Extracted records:
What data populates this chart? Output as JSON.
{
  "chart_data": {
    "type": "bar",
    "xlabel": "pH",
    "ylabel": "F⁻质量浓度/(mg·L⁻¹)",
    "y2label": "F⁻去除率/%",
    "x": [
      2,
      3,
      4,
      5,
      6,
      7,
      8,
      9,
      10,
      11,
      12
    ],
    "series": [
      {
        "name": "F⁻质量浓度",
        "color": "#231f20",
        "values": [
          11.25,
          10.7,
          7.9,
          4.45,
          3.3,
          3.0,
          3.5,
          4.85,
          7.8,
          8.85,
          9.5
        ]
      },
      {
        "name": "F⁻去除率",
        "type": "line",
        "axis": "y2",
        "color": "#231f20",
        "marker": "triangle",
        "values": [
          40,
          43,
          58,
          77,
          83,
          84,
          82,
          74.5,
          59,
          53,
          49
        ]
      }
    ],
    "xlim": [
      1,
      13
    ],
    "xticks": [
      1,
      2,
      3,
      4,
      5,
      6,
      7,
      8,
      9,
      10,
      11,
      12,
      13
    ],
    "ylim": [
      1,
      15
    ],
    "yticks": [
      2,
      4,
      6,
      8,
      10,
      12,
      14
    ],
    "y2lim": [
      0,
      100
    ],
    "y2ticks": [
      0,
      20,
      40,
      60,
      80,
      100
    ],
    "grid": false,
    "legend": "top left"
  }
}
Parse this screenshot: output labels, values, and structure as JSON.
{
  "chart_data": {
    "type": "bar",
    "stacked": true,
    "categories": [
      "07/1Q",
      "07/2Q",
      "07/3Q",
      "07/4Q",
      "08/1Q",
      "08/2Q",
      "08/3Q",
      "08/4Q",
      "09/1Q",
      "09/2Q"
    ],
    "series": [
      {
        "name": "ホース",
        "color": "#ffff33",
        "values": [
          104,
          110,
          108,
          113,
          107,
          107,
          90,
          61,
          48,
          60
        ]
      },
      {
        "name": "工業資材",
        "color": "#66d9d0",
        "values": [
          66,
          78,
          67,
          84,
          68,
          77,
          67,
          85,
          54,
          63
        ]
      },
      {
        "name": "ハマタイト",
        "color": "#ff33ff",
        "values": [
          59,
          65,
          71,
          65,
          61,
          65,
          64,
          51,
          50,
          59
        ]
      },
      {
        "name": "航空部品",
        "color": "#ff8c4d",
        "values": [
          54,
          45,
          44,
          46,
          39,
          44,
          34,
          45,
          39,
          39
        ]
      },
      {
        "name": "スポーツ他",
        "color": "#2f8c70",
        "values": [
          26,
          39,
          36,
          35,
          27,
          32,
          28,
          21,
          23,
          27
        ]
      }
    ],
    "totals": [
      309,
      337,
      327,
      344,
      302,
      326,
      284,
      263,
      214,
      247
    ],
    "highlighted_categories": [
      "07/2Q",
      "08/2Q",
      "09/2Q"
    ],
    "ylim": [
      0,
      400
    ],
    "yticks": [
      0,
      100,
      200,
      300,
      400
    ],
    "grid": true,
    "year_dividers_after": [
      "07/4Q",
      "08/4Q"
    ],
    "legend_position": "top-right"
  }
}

Task requirements ::
Give back each line above precisely as it stands.

Answer to this task ::
What data populates this chart? Output as JSON.
{
  "chart_data": {
    "type": "bar",
    "xlabel": "pH",
    "ylabel": "F⁻质量浓度/(mg·L⁻¹)",
    "y2label": "F⁻去除率/%",
    "x": [
      2,
      3,
      4,
      5,
      6,
      7,
      8,
      9,
      10,
      11,
      12
    ],
    "series": [
      {
        "name": "F⁻质量浓度",
        "color": "#231f20",
        "values": [
          11.25,
          10.7,
          7.9,
          4.45,
          3.3,
          3.0,
          3.5,
          4.85,
          7.8,
          8.85,
          9.5
        ]
      },
      {
        "name": "F⁻去除率",
        "type": "line",
        "axis": "y2",
        "color": "#231f20",
        "marker": "triangle",
        "values": [
          40,
          43,
          58,
          77,
          83,
          84,
          82,
          74.5,
          59,
          53,
          49
        ]
      }
    ],
    "xlim": [
      1,
      13
    ],
    "xticks": [
      1,
      2,
      3,
      4,
      5,
      6,
      7,
      8,
      9,
      10,
      11,
      12,
      13
    ],
    "ylim": [
      1,
      15
    ],
    "yticks": [
      2,
      4,
      6,
      8,
      10,
      12,
      14
    ],
    "y2lim": [
      0,
      100
    ],
    "y2ticks": [
      0,
      20,
      40,
      60,
      80,
      100
    ],
    "grid": false,
    "legend": "top left"
  }
}
Parse this screenshot: output labels, values, and structure as JSON.
{
  "chart_data": {
    "type": "bar",
    "stacked": true,
    "categories": [
      "07/1Q",
      "07/2Q",
      "07/3Q",
      "07/4Q",
      "08/1Q",
      "08/2Q",
      "08/3Q",
      "08/4Q",
      "09/1Q",
      "09/2Q"
    ],
    "series": [
      {
        "name": "ホース",
        "color": "#ffff33",
        "values": [
          104,
          110,
          108,
          113,
          107,
          107,
          90,
          61,
          48,
          60
        ]
      },
      {
        "name": "工業資材",
        "color": "#66d9d0",
        "values": [
          66,
          78,
          67,
          84,
          68,
          77,
          67,
          85,
          54,
          63
        ]
      },
      {
        "name": "ハマタイト",
        "color": "#ff33ff",
        "values": [
          59,
          65,
          71,
          65,
          61,
          65,
          64,
          51,
          50,
          59
        ]
      },
      {
        "name": "航空部品",
        "color": "#ff8c4d",
        "values": [
          54,
          45,
          44,
          46,
          39,
          44,
          34,
          45,
          39,
          39
        ]
      },
      {
        "name": "スポーツ他",
        "color": "#2f8c70",
        "values": [
          26,
          39,
          36,
          35,
          27,
          32,
          28,
          21,
          23,
          27
        ]
      }
    ],
    "totals": [
      309,
      337,
      327,
      344,
      302,
      326,
      284,
      263,
      214,
      247
    ],
    "highlighted_categories": [
      "07/2Q",
      "08/2Q",
      "09/2Q"
    ],
    "ylim": [
      0,
      400
    ],
    "yticks": [
      0,
      100,
      200,
      300,
      400
    ],
    "grid": true,
    "year_dividers_after": [
      "07/4Q",
      "08/4Q"
    ],
    "legend_position": "top-right"
  }
}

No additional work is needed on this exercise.